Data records
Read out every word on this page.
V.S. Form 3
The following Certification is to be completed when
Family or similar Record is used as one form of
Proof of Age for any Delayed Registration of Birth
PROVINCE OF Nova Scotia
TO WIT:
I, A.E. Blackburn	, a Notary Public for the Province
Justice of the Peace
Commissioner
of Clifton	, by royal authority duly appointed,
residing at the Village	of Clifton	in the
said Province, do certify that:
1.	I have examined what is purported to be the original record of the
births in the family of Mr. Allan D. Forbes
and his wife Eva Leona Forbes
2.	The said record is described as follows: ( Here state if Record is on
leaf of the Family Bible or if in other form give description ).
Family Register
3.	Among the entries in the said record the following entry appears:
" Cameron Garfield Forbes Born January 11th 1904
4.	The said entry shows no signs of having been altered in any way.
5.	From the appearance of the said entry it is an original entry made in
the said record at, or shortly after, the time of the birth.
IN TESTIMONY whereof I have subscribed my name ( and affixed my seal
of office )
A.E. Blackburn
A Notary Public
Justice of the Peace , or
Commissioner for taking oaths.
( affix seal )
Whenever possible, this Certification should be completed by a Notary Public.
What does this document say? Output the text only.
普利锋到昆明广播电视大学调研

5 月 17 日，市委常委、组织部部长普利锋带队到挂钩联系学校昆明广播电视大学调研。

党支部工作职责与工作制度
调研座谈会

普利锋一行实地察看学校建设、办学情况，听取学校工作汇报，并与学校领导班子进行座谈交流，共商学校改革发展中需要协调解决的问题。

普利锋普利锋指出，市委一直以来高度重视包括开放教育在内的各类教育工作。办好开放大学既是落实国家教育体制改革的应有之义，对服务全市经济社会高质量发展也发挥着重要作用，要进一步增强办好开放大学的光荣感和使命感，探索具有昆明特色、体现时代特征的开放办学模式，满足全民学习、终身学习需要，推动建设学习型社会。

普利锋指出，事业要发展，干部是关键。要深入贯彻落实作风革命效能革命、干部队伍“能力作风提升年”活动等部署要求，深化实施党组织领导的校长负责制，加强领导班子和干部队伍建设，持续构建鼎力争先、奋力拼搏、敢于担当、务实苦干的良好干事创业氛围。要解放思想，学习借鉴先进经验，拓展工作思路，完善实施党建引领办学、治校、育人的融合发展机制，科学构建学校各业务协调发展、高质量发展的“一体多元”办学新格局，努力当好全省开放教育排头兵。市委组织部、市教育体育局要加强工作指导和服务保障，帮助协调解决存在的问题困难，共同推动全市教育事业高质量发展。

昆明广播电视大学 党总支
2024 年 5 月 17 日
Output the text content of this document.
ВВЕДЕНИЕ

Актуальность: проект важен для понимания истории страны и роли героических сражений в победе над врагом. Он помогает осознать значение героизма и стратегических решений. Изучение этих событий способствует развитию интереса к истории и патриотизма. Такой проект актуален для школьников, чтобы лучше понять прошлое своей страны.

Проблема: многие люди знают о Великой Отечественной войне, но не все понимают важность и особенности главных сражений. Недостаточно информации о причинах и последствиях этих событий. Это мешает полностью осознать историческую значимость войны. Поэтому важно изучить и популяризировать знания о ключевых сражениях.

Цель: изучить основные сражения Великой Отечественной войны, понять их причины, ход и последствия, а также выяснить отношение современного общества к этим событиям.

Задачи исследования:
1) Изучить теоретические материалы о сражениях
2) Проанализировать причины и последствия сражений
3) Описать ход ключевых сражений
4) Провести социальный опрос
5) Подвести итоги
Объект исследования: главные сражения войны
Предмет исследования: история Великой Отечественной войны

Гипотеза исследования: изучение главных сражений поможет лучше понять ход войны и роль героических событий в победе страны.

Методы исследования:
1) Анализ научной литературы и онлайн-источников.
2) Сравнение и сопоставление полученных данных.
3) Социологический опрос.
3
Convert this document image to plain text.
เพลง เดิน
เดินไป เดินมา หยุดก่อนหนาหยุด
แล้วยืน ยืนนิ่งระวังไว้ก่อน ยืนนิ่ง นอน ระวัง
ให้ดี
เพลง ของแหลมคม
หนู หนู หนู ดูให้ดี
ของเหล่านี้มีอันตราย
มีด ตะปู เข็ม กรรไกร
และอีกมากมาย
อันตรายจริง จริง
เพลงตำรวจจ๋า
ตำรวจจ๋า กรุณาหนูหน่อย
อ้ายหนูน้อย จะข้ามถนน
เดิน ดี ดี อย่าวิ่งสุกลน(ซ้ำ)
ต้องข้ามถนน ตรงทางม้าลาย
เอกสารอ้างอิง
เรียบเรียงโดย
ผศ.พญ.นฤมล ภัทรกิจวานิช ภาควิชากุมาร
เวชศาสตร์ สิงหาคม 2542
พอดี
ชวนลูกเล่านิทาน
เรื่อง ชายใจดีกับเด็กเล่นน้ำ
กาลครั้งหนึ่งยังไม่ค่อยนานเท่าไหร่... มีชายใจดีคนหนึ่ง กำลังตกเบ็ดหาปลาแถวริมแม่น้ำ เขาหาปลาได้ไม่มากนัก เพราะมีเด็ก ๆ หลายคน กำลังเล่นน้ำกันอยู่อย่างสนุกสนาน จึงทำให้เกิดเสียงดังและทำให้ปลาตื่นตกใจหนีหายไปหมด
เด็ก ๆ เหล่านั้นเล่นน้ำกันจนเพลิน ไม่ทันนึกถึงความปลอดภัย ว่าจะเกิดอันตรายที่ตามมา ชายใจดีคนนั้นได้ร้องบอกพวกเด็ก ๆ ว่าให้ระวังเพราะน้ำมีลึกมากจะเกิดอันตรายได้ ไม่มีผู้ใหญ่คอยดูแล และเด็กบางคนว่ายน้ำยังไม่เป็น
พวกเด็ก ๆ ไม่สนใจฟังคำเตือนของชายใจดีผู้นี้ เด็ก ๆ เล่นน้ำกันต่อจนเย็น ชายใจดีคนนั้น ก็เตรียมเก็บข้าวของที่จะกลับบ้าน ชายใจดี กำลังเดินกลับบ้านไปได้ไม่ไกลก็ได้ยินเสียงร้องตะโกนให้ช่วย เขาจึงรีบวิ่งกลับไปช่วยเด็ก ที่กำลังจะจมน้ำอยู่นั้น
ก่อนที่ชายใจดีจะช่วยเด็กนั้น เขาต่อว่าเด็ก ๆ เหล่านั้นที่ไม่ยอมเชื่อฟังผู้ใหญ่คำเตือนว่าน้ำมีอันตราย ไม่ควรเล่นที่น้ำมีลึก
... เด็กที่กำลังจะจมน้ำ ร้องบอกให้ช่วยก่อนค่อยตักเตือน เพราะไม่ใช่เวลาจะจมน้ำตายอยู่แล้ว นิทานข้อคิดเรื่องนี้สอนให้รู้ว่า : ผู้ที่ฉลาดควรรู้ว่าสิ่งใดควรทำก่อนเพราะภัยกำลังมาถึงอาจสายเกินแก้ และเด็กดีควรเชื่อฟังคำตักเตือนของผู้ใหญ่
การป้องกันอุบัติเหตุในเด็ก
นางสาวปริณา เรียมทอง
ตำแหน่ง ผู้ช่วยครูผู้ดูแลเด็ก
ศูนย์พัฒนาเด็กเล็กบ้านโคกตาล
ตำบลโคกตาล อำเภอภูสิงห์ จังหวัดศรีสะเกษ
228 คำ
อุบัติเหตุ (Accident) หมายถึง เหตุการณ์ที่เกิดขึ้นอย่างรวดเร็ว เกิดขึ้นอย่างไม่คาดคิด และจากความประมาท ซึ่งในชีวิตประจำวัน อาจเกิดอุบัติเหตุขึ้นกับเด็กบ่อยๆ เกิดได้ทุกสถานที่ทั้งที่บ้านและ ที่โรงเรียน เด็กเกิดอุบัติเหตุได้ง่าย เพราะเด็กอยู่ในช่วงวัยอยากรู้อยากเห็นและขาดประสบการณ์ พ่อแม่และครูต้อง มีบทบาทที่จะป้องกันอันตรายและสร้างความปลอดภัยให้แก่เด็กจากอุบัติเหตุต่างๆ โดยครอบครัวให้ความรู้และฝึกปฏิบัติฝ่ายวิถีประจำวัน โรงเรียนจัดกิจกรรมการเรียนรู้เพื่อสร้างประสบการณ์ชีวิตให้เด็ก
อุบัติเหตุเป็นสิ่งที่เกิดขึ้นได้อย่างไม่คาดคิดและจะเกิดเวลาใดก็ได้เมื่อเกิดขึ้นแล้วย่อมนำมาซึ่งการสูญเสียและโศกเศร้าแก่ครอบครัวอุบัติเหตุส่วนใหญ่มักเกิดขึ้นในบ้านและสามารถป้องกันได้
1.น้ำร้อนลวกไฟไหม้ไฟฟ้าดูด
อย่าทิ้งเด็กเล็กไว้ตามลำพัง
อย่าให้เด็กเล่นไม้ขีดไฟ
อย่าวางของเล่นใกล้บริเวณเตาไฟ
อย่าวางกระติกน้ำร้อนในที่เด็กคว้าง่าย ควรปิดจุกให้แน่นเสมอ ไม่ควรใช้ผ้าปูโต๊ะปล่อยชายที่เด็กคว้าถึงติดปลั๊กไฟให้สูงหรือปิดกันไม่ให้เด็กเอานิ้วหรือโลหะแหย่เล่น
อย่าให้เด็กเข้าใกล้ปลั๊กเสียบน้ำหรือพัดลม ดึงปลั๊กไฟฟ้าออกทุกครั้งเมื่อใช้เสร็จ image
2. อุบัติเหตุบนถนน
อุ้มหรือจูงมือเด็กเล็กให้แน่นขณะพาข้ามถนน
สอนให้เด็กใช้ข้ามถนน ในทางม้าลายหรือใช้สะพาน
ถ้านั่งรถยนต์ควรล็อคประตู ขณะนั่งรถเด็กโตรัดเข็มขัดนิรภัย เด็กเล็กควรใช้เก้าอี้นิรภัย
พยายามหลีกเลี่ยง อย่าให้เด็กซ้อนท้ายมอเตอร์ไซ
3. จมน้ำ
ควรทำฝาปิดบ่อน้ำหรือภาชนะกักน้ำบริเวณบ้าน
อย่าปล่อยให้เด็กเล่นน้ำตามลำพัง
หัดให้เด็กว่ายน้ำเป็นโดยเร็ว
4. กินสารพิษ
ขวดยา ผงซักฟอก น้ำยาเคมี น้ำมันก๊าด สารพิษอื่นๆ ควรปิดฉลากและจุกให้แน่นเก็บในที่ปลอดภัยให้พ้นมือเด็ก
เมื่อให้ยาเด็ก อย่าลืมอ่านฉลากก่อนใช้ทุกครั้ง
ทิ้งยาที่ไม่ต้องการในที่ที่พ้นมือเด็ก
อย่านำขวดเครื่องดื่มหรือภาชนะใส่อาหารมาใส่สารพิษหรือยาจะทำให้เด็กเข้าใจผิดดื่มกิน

Task instructions: Say how many lines in this material hold "Output", and say nothing else.

Solution for this exercise: 2